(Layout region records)

━━━━━━━━━━━━━━━━━━━━━━━━━━━━━━

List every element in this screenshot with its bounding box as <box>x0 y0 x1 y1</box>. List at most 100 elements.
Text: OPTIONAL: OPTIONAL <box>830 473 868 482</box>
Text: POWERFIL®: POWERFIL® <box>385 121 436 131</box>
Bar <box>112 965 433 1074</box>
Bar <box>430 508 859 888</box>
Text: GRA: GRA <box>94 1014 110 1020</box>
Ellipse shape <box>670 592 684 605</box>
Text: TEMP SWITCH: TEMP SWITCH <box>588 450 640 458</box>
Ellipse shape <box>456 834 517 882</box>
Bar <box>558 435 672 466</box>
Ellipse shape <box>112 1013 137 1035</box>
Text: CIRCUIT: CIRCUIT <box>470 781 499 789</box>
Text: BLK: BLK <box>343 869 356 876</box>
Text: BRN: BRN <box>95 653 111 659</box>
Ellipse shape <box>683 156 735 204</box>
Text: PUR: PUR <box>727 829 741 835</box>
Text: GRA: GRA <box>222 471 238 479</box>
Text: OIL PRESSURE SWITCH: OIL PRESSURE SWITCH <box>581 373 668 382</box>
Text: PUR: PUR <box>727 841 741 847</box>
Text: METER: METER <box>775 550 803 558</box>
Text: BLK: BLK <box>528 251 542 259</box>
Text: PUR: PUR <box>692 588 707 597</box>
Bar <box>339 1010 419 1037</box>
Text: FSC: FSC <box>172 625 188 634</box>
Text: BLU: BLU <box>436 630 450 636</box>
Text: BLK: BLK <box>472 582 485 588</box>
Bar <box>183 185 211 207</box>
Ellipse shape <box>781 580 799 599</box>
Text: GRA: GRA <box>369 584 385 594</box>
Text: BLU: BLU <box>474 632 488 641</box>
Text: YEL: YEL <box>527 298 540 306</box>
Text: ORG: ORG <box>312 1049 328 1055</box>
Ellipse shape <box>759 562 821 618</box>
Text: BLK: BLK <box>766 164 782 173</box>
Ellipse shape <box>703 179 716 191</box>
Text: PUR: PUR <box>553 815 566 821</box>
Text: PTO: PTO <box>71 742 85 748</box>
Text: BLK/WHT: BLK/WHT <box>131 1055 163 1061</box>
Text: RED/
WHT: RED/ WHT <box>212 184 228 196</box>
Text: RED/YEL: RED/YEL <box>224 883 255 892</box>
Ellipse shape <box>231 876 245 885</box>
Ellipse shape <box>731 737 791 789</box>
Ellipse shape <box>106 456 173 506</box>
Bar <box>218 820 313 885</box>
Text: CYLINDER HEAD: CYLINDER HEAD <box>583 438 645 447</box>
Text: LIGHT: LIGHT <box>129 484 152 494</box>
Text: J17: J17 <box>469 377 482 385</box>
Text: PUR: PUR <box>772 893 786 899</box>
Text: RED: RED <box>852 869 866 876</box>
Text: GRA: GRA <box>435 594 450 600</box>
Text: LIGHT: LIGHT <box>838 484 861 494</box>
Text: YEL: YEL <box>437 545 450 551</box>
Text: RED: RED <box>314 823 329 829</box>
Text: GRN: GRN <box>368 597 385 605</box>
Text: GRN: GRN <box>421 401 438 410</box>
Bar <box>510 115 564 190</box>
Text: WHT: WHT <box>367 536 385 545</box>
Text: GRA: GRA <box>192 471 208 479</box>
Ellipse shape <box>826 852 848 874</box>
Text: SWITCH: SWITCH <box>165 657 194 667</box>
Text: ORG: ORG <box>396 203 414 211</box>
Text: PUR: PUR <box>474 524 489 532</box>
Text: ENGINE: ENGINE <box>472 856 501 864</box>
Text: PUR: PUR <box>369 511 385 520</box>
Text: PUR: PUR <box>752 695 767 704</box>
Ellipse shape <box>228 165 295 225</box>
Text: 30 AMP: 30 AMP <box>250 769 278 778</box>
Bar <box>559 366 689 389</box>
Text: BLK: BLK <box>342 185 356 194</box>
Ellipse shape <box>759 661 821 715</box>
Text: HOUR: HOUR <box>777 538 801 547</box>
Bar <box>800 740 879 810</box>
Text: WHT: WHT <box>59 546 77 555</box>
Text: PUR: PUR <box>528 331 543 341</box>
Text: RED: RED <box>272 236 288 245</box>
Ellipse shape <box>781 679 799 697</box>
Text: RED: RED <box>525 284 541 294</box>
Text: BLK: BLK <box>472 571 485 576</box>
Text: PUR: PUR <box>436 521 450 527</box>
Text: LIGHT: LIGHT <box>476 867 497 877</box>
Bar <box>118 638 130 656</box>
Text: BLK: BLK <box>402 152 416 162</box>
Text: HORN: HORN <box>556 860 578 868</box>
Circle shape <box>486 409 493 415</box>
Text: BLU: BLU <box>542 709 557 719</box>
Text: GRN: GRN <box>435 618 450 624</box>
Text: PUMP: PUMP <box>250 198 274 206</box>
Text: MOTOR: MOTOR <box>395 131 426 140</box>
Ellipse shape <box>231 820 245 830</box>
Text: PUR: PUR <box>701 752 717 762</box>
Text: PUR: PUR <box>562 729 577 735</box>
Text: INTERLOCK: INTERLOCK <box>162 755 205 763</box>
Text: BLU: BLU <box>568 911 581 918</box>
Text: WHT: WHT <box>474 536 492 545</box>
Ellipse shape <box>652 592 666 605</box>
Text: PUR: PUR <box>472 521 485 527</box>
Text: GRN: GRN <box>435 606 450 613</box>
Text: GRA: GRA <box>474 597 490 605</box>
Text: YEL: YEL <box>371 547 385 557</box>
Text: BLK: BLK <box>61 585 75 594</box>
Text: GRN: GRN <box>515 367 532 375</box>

━━━━━━━━━━━━━━━━━━━━━━━━━━━━━━

Objective. Print every line of the data above verbatim, from the first line through the last.

Result.
List every element in this screenshot with its bounding box as <box>x0 y0 x1 y1</box>. List at most 100 elements.
Text: OPTIONAL: OPTIONAL <box>830 473 868 482</box>
Text: POWERFIL®: POWERFIL® <box>385 121 436 131</box>
Bar <box>112 965 433 1074</box>
Bar <box>430 508 859 888</box>
Text: GRA: GRA <box>94 1014 110 1020</box>
Ellipse shape <box>670 592 684 605</box>
Text: TEMP SWITCH: TEMP SWITCH <box>588 450 640 458</box>
Ellipse shape <box>456 834 517 882</box>
Bar <box>558 435 672 466</box>
Ellipse shape <box>112 1013 137 1035</box>
Text: CIRCUIT: CIRCUIT <box>470 781 499 789</box>
Text: BLK: BLK <box>343 869 356 876</box>
Text: BRN: BRN <box>95 653 111 659</box>
Ellipse shape <box>683 156 735 204</box>
Text: PUR: PUR <box>727 829 741 835</box>
Text: GRA: GRA <box>222 471 238 479</box>
Text: OIL PRESSURE SWITCH: OIL PRESSURE SWITCH <box>581 373 668 382</box>
Text: PUR: PUR <box>727 841 741 847</box>
Text: METER: METER <box>775 550 803 558</box>
Text: BLK: BLK <box>528 251 542 259</box>
Text: PUR: PUR <box>692 588 707 597</box>
Bar <box>339 1010 419 1037</box>
Text: FSC: FSC <box>172 625 188 634</box>
Text: BLU: BLU <box>436 630 450 636</box>
Text: BLK: BLK <box>472 582 485 588</box>
Bar <box>183 185 211 207</box>
Ellipse shape <box>781 580 799 599</box>
Text: GRA: GRA <box>369 584 385 594</box>
Text: BLU: BLU <box>474 632 488 641</box>
Text: YEL: YEL <box>527 298 540 306</box>
Text: ORG: ORG <box>312 1049 328 1055</box>
Ellipse shape <box>759 562 821 618</box>
Text: BLK: BLK <box>766 164 782 173</box>
Ellipse shape <box>703 179 716 191</box>
Text: PUR: PUR <box>553 815 566 821</box>
Text: PTO: PTO <box>71 742 85 748</box>
Text: BLK/WHT: BLK/WHT <box>131 1055 163 1061</box>
Text: RED/
WHT: RED/ WHT <box>212 184 228 196</box>
Text: RED/YEL: RED/YEL <box>224 883 255 892</box>
Ellipse shape <box>231 876 245 885</box>
Ellipse shape <box>731 737 791 789</box>
Ellipse shape <box>106 456 173 506</box>
Bar <box>218 820 313 885</box>
Text: CYLINDER HEAD: CYLINDER HEAD <box>583 438 645 447</box>
Text: LIGHT: LIGHT <box>129 484 152 494</box>
Text: J17: J17 <box>469 377 482 385</box>
Text: PUR: PUR <box>772 893 786 899</box>
Text: RED: RED <box>852 869 866 876</box>
Text: GRA: GRA <box>435 594 450 600</box>
Text: LIGHT: LIGHT <box>838 484 861 494</box>
Text: YEL: YEL <box>437 545 450 551</box>
Text: RED: RED <box>314 823 329 829</box>
Text: GRN: GRN <box>368 597 385 605</box>
Text: GRN: GRN <box>421 401 438 410</box>
Bar <box>510 115 564 190</box>
Text: WHT: WHT <box>367 536 385 545</box>
Text: GRA: GRA <box>192 471 208 479</box>
Ellipse shape <box>826 852 848 874</box>
Text: SWITCH: SWITCH <box>165 657 194 667</box>
Text: ORG: ORG <box>396 203 414 211</box>
Text: PUR: PUR <box>474 524 489 532</box>
Text: ENGINE: ENGINE <box>472 856 501 864</box>
Text: PUR: PUR <box>369 511 385 520</box>
Text: PUR: PUR <box>752 695 767 704</box>
Ellipse shape <box>228 165 295 225</box>
Text: 30 AMP: 30 AMP <box>250 769 278 778</box>
Bar <box>559 366 689 389</box>
Text: BLK: BLK <box>342 185 356 194</box>
Ellipse shape <box>759 661 821 715</box>
Text: HOUR: HOUR <box>777 538 801 547</box>
Bar <box>800 740 879 810</box>
Text: WHT: WHT <box>59 546 77 555</box>
Text: PUR: PUR <box>528 331 543 341</box>
Text: RED: RED <box>272 236 288 245</box>
Ellipse shape <box>781 679 799 697</box>
Text: RED: RED <box>525 284 541 294</box>
Text: BLK: BLK <box>472 571 485 576</box>
Text: PUR: PUR <box>436 521 450 527</box>
Text: LIGHT: LIGHT <box>476 867 497 877</box>
Bar <box>118 638 130 656</box>
Text: BLK: BLK <box>402 152 416 162</box>
Text: HORN: HORN <box>556 860 578 868</box>
Circle shape <box>486 409 493 415</box>
Text: BLU: BLU <box>542 709 557 719</box>
Text: GRN: GRN <box>435 618 450 624</box>
Text: PUMP: PUMP <box>250 198 274 206</box>
Text: MOTOR: MOTOR <box>395 131 426 140</box>
Ellipse shape <box>231 820 245 830</box>
Text: PUR: PUR <box>701 752 717 762</box>
Text: PUR: PUR <box>562 729 577 735</box>
Text: INTERLOCK: INTERLOCK <box>162 755 205 763</box>
Text: BLU: BLU <box>568 911 581 918</box>
Text: WHT: WHT <box>474 536 492 545</box>
Ellipse shape <box>652 592 666 605</box>
Text: PUR: PUR <box>472 521 485 527</box>
Text: GRN: GRN <box>435 606 450 613</box>
Text: GRA: GRA <box>474 597 490 605</box>
Text: YEL: YEL <box>371 547 385 557</box>
Text: BLK: BLK <box>61 585 75 594</box>
Text: GRN: GRN <box>515 367 532 375</box>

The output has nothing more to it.